* YOUR INSTRUCTIONS
The data below is to be returned in full and exactly.
··· RECORDS PROVIDED ···
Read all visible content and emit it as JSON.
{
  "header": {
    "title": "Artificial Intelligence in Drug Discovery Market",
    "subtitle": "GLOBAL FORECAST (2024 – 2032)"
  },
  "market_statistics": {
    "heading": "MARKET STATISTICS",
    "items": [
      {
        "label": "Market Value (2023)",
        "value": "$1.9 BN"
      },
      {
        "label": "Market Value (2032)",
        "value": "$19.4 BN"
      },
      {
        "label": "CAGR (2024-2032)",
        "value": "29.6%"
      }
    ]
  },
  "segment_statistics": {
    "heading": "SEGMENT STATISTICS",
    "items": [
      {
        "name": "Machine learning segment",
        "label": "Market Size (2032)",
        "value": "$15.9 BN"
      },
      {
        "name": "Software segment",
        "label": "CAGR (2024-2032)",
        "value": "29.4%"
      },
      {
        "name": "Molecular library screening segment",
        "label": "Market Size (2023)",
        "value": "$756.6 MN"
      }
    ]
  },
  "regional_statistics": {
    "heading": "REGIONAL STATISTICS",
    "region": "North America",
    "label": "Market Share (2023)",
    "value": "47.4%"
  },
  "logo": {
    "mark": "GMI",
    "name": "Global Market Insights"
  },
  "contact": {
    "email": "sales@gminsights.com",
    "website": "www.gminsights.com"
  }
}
···
* ANSWER
Read all visible content and emit it as JSON.
{
  "header": {
    "title": "Artificial Intelligence in Drug Discovery Market",
    "subtitle": "GLOBAL FORECAST (2024 – 2032)"
  },
  "market_statistics": {
    "heading": "MARKET STATISTICS",
    "items": [
      {
        "label": "Market Value (2023)",
        "value": "$1.9 BN"
      },
      {
        "label": "Market Value (2032)",
        "value": "$19.4 BN"
      },
      {
        "label": "CAGR (2024-2032)",
        "value": "29.6%"
      }
    ]
  },
  "segment_statistics": {
    "heading": "SEGMENT STATISTICS",
    "items": [
      {
        "name": "Machine learning segment",
        "label": "Market Size (2032)",
        "value": "$15.9 BN"
      },
      {
        "name": "Software segment",
        "label": "CAGR (2024-2032)",
        "value": "29.4%"
      },
      {
        "name": "Molecular library screening segment",
        "label": "Market Size (2023)",
        "value": "$756.6 MN"
      }
    ]
  },
  "regional_statistics": {
    "heading": "REGIONAL STATISTICS",
    "region": "North America",
    "label": "Market Share (2023)",
    "value": "47.4%"
  },
  "logo": {
    "mark": "GMI",
    "name": "Global Market Insights"
  },
  "contact": {
    "email": "sales@gminsights.com",
    "website": "www.gminsights.com"
  }
}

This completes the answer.